● **PROBLEM STATEMENT**
Copy out each line of the listing that has the word "this" in it.

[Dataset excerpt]
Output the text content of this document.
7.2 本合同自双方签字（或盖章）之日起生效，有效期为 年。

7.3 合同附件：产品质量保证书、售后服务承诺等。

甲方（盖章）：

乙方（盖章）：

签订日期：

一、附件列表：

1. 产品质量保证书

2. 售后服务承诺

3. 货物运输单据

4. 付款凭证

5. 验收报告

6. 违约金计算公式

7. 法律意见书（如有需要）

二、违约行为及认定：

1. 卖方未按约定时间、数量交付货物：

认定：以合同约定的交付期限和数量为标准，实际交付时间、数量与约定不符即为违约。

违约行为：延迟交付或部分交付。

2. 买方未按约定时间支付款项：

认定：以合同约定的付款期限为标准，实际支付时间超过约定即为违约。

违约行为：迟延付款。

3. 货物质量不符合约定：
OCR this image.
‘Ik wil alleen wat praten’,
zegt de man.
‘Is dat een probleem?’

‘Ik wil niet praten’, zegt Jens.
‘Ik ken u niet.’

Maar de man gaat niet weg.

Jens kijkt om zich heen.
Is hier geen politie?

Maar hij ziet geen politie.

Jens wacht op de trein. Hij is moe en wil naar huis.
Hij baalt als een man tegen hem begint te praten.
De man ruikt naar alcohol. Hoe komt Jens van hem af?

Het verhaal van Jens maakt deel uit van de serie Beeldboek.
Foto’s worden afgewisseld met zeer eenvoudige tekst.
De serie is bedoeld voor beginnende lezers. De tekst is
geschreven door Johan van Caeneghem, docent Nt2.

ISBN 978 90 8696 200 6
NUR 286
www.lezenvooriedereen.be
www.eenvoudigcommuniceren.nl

● **EXERCISE RESULT**
Output the text content of this document.
OCR this image.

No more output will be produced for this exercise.